What is expected>
Tally all lines containing the word "screenshot". Give the number alone.

=== Task material ===

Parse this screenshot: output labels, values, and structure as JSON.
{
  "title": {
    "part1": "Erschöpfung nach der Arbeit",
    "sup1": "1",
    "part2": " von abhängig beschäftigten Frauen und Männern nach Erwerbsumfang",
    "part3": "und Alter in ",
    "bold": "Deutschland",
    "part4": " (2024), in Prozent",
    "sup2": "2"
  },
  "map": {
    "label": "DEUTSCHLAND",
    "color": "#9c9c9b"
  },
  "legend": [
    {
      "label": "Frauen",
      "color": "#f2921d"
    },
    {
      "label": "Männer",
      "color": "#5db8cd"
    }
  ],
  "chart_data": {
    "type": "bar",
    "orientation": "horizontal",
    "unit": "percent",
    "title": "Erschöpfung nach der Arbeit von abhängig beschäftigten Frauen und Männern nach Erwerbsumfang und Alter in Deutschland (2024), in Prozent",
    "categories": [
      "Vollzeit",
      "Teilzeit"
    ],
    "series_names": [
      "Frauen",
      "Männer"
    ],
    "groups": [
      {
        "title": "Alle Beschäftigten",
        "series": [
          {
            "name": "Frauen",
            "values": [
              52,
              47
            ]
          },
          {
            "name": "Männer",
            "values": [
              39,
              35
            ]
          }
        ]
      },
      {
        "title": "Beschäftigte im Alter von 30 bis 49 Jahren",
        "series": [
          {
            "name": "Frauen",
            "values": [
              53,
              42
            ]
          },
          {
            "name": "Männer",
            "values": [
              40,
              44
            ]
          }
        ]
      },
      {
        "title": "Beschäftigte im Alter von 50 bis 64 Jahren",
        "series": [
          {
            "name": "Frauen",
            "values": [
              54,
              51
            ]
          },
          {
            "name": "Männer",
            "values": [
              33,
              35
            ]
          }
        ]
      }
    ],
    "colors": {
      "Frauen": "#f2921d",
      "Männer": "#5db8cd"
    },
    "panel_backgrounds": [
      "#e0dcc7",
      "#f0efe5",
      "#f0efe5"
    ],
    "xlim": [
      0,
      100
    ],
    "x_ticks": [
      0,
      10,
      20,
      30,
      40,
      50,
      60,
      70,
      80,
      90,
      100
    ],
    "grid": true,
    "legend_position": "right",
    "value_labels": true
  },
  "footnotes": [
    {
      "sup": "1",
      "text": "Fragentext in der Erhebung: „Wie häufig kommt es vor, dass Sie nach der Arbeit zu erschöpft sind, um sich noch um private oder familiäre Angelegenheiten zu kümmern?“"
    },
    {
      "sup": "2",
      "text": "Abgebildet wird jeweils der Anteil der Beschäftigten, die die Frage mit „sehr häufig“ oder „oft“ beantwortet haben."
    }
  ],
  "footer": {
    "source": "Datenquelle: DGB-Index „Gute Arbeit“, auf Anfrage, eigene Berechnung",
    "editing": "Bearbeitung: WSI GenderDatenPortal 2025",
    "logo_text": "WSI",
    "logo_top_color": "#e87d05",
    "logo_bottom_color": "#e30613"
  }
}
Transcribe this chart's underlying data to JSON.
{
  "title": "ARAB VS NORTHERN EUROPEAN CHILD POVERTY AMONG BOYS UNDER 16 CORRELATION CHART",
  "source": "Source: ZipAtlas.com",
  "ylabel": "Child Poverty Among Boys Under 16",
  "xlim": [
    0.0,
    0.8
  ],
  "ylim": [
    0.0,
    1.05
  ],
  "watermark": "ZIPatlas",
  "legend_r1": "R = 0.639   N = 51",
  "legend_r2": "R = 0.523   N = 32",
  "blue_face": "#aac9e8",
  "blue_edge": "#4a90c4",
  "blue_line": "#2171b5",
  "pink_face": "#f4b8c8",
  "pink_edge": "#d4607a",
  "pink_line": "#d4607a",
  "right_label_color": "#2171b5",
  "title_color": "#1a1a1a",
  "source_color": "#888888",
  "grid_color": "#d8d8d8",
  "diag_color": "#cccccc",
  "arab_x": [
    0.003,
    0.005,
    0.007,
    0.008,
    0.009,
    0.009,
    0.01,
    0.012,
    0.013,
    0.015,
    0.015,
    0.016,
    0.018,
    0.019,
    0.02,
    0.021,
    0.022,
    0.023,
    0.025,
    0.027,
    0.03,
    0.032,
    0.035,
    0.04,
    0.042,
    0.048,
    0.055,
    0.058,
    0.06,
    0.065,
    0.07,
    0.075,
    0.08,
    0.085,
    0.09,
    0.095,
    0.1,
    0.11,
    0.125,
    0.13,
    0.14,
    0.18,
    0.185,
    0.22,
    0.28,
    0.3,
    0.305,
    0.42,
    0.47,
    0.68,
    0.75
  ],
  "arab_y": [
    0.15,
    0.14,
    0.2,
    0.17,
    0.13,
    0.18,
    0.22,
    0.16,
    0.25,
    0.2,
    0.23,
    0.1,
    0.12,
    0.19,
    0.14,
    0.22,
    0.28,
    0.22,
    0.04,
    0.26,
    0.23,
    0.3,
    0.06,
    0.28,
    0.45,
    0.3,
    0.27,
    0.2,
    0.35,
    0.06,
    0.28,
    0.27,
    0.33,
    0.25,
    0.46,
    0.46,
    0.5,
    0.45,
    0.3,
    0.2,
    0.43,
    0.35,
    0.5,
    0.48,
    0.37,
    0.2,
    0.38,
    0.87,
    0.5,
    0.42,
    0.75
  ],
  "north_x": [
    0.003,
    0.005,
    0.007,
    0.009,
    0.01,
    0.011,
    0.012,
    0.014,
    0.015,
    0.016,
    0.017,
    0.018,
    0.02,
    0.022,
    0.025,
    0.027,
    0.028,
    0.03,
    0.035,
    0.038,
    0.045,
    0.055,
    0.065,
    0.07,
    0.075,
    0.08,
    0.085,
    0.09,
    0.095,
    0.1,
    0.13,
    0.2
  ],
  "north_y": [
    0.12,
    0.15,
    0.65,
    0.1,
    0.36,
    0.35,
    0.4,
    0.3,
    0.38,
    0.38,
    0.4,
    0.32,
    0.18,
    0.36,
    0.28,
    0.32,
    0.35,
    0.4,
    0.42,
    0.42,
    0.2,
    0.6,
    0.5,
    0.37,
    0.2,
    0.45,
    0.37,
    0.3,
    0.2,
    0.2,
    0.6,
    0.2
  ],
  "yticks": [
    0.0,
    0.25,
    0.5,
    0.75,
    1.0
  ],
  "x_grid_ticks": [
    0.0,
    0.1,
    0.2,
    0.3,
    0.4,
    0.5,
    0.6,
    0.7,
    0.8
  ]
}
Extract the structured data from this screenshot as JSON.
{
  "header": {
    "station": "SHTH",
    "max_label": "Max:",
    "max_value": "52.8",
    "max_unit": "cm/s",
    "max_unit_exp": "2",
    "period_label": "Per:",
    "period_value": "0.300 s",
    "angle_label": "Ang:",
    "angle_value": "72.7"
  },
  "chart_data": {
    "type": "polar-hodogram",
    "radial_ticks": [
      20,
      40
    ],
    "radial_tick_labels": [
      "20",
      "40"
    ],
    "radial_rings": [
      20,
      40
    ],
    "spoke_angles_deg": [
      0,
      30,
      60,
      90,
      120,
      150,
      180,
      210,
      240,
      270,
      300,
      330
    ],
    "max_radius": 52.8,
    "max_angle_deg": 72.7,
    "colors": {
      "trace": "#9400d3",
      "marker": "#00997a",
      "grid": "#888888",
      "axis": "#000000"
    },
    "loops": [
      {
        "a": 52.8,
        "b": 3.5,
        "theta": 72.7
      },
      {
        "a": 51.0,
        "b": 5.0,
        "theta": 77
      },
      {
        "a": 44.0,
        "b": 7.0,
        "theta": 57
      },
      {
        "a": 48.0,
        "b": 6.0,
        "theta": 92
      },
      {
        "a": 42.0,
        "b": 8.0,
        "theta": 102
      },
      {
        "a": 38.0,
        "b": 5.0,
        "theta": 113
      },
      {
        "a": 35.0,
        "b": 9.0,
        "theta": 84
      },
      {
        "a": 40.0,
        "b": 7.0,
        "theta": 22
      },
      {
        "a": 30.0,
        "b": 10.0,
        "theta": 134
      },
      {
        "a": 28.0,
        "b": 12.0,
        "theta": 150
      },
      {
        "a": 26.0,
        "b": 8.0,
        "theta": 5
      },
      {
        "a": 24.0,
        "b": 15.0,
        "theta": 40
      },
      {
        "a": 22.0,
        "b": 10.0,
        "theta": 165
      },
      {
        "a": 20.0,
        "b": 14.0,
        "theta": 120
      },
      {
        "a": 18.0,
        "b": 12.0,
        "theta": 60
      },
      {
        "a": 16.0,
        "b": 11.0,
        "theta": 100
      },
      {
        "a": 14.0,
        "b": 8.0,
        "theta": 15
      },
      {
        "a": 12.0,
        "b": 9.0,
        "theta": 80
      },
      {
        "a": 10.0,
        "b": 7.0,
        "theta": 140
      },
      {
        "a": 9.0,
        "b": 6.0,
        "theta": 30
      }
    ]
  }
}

===

Finished exercise>
2